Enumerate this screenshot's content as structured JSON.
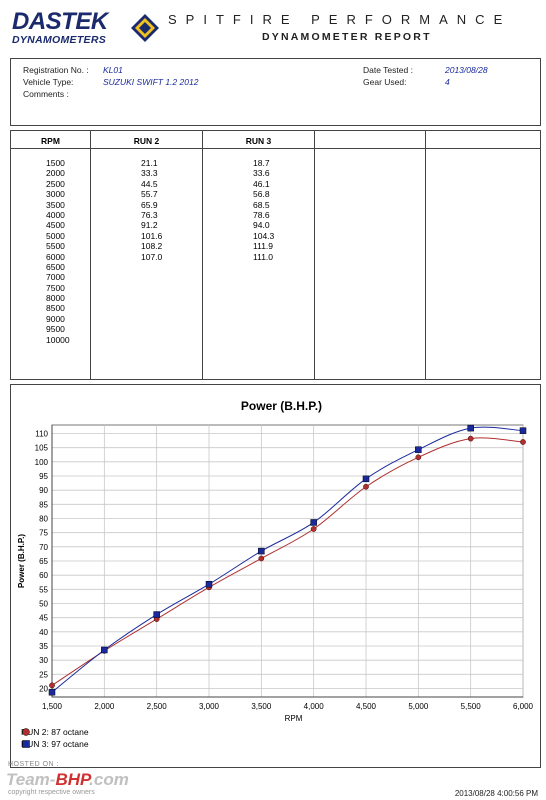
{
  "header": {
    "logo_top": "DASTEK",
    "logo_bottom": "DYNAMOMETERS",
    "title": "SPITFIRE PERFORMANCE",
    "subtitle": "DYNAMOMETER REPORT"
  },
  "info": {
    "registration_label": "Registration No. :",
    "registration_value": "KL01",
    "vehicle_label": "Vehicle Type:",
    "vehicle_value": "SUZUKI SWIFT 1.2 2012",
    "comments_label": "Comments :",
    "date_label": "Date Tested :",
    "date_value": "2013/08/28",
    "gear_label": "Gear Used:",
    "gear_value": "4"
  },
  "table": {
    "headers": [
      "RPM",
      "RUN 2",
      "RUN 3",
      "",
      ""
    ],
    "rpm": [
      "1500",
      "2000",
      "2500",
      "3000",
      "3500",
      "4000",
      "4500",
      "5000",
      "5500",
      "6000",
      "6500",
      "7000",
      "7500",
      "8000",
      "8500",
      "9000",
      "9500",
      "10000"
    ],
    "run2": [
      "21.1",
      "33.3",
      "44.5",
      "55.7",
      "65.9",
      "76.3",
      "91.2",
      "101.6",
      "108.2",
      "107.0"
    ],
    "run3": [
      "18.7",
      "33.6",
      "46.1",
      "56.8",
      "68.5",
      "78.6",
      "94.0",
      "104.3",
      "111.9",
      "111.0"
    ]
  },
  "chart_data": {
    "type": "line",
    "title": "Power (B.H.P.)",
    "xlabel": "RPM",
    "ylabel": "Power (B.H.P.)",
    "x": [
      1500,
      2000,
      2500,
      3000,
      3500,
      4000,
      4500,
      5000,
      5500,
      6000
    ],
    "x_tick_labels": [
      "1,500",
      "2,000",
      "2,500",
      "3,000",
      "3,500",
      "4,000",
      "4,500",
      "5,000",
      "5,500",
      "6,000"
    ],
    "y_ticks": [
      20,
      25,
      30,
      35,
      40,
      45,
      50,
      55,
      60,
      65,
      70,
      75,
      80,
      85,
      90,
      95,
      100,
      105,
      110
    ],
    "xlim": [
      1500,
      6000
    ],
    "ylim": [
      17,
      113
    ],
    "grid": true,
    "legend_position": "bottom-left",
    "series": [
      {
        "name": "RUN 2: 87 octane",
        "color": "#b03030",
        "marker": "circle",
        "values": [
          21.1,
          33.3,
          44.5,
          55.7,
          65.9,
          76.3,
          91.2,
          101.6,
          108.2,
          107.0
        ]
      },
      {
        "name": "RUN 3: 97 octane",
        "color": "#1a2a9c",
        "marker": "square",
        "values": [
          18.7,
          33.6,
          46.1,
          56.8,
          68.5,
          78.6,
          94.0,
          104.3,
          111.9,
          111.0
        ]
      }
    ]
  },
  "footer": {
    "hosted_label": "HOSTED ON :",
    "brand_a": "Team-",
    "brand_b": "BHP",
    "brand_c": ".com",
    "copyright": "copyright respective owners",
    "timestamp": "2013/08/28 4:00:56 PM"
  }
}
______
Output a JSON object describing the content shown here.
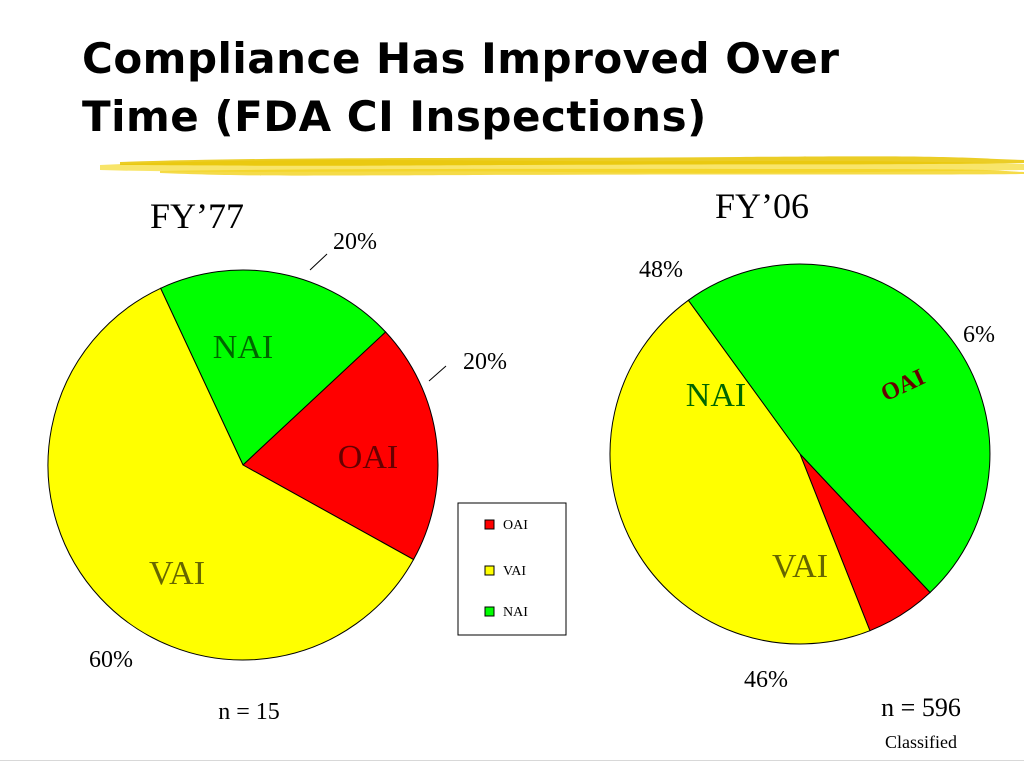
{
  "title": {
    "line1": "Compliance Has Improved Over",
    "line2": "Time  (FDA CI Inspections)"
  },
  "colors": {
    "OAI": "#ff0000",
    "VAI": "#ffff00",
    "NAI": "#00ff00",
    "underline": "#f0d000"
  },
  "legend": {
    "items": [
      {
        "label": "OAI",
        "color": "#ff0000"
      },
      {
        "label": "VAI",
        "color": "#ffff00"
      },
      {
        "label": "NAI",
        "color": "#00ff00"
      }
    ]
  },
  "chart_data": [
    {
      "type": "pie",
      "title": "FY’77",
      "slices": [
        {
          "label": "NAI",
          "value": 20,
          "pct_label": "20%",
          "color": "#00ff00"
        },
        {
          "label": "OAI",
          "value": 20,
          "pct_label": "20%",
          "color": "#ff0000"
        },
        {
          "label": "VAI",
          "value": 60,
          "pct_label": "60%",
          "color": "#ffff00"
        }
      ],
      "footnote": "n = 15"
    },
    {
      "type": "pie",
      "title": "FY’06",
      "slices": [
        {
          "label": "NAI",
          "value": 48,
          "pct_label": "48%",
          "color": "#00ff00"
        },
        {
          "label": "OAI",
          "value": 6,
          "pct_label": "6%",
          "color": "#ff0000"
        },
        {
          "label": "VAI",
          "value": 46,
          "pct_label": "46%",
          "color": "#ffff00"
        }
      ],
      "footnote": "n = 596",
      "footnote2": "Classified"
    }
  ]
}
______
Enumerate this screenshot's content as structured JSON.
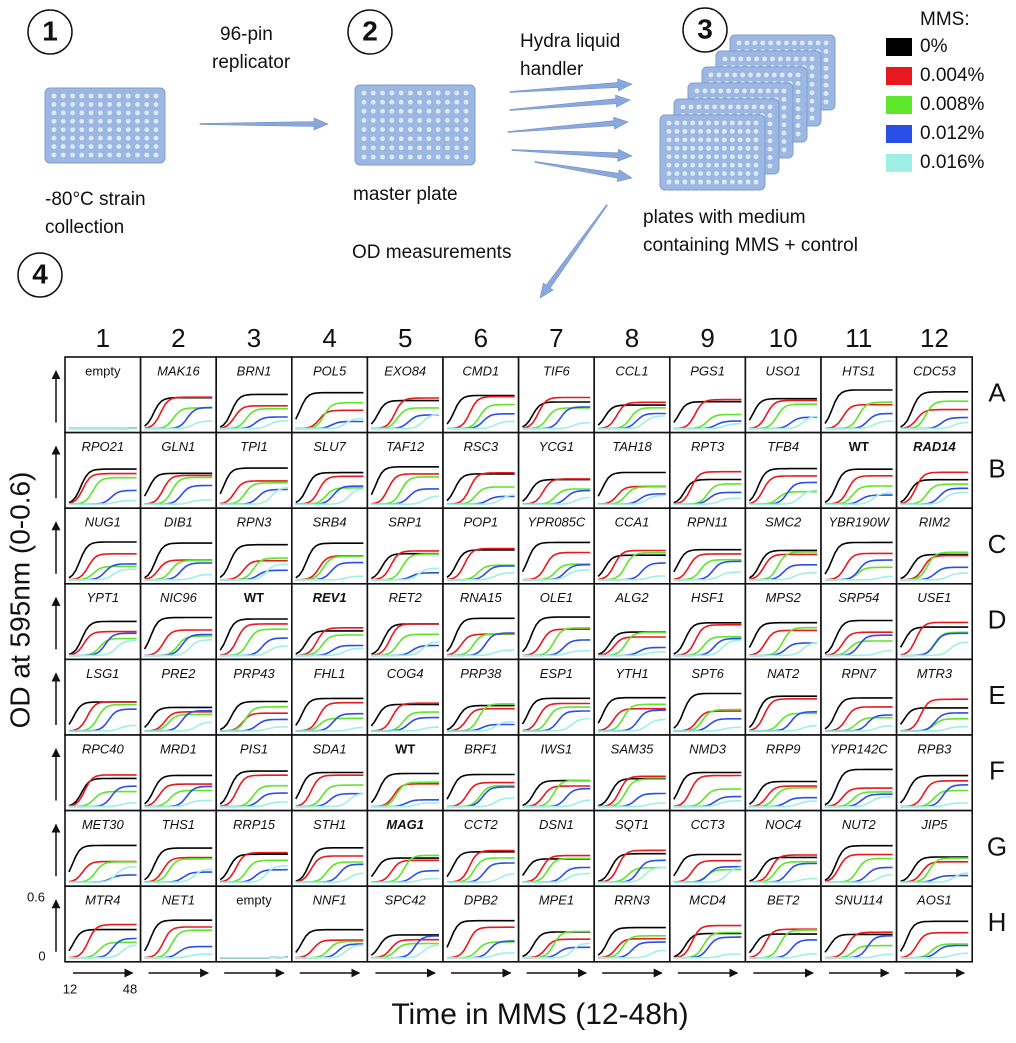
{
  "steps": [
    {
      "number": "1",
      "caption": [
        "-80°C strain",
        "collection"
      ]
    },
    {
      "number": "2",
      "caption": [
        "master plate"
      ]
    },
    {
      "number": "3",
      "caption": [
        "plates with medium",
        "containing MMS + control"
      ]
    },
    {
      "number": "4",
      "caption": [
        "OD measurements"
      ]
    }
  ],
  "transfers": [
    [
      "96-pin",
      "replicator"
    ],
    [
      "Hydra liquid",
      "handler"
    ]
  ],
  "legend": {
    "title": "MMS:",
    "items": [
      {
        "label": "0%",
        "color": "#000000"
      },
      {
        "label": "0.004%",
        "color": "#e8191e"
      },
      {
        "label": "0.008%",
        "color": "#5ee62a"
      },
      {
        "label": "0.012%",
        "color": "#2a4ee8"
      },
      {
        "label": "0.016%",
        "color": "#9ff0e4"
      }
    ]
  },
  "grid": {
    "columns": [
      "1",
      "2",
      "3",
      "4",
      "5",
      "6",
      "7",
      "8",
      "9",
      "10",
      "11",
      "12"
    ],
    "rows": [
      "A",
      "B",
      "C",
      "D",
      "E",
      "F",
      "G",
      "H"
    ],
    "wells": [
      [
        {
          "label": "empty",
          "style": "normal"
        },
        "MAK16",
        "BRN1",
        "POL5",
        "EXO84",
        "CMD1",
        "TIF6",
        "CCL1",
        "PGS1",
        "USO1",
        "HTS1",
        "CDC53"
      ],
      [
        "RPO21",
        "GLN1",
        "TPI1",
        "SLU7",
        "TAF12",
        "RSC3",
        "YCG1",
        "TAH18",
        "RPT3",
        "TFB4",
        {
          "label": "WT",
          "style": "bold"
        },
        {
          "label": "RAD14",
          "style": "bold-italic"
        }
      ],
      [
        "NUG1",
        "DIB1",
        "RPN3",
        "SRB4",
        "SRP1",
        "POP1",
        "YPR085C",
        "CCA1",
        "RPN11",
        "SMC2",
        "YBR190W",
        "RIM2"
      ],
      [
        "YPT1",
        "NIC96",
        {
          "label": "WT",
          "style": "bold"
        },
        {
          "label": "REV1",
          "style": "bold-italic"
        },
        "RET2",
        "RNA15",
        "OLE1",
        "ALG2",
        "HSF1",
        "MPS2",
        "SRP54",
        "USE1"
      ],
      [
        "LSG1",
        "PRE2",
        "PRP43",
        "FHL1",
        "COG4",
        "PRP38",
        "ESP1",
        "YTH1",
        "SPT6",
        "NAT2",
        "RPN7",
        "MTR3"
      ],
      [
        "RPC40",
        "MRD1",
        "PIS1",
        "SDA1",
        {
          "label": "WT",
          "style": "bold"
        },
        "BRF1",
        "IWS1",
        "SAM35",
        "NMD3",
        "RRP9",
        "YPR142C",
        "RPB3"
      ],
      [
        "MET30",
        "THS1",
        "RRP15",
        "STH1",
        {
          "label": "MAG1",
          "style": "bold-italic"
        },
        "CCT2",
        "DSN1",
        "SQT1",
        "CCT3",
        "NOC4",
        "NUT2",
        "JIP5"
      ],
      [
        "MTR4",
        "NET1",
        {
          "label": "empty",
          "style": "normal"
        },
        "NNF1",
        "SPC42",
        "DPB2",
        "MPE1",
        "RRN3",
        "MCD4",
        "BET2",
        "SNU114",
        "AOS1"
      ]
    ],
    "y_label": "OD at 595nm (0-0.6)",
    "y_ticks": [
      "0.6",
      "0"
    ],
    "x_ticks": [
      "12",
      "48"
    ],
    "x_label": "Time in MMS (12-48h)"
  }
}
______
## GIVEN TASK
Copy every line of the listing that includes the string "name".

## EXERCISE RESULT
        "name": "RUN 2: 87 octane",
        "name": "RUN 3: 97 octane",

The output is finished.